**WRITTEN EXERCISE**
Your task is to output all the records below, word for word.

**THE INPUT**
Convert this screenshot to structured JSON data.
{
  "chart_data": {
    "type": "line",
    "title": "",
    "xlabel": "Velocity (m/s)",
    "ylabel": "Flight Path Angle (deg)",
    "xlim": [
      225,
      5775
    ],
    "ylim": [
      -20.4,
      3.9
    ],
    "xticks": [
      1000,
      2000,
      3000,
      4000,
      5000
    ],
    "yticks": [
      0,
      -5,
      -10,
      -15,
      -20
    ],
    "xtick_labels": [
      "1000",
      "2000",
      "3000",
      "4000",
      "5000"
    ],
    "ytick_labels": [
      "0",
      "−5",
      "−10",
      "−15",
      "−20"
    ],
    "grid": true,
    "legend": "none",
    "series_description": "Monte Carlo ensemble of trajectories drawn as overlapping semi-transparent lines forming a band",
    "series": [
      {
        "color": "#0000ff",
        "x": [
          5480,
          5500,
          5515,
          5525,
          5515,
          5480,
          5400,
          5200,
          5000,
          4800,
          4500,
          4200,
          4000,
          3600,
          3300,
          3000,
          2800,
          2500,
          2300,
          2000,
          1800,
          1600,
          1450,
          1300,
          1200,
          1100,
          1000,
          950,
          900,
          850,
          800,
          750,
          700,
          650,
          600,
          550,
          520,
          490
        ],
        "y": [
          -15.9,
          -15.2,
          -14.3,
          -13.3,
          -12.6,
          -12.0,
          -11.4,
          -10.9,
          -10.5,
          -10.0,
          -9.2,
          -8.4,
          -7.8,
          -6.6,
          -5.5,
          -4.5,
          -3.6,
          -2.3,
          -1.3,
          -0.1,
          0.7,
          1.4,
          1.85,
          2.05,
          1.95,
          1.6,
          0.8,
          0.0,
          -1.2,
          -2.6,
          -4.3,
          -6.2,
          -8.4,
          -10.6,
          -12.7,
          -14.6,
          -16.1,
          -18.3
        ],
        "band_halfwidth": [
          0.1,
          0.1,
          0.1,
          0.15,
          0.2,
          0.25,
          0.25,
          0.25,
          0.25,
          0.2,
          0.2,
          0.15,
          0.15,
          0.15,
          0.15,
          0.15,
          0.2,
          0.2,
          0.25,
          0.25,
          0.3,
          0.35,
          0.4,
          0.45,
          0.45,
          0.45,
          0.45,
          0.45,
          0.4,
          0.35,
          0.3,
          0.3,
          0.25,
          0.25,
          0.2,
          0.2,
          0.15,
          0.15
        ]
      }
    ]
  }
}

**RESULT**
Convert this screenshot to structured JSON data.
{
  "chart_data": {
    "type": "line",
    "title": "",
    "xlabel": "Velocity (m/s)",
    "ylabel": "Flight Path Angle (deg)",
    "xlim": [
      225,
      5775
    ],
    "ylim": [
      -20.4,
      3.9
    ],
    "xticks": [
      1000,
      2000,
      3000,
      4000,
      5000
    ],
    "yticks": [
      0,
      -5,
      -10,
      -15,
      -20
    ],
    "xtick_labels": [
      "1000",
      "2000",
      "3000",
      "4000",
      "5000"
    ],
    "ytick_labels": [
      "0",
      "−5",
      "−10",
      "−15",
      "−20"
    ],
    "grid": true,
    "legend": "none",
    "series_description": "Monte Carlo ensemble of trajectories drawn as overlapping semi-transparent lines forming a band",
    "series": [
      {
        "color": "#0000ff",
        "x": [
          5480,
          5500,
          5515,
          5525,
          5515,
          5480,
          5400,
          5200,
          5000,
          4800,
          4500,
          4200,
          4000,
          3600,
          3300,
          3000,
          2800,
          2500,
          2300,
          2000,
          1800,
          1600,
          1450,
          1300,
          1200,
          1100,
          1000,
          950,
          900,
          850,
          800,
          750,
          700,
          650,
          600,
          550,
          520,
          490
        ],
        "y": [
          -15.9,
          -15.2,
          -14.3,
          -13.3,
          -12.6,
          -12.0,
          -11.4,
          -10.9,
          -10.5,
          -10.0,
          -9.2,
          -8.4,
          -7.8,
          -6.6,
          -5.5,
          -4.5,
          -3.6,
          -2.3,
          -1.3,
          -0.1,
          0.7,
          1.4,
          1.85,
          2.05,
          1.95,
          1.6,
          0.8,
          0.0,
          -1.2,
          -2.6,
          -4.3,
          -6.2,
          -8.4,
          -10.6,
          -12.7,
          -14.6,
          -16.1,
          -18.3
        ],
        "band_halfwidth": [
          0.1,
          0.1,
          0.1,
          0.15,
          0.2,
          0.25,
          0.25,
          0.25,
          0.25,
          0.2,
          0.2,
          0.15,
          0.15,
          0.15,
          0.15,
          0.15,
          0.2,
          0.2,
          0.25,
          0.25,
          0.3,
          0.35,
          0.4,
          0.45,
          0.45,
          0.45,
          0.45,
          0.45,
          0.4,
          0.35,
          0.3,
          0.3,
          0.25,
          0.25,
          0.2,
          0.2,
          0.15,
          0.15
        ]
      }
    ]
  }
}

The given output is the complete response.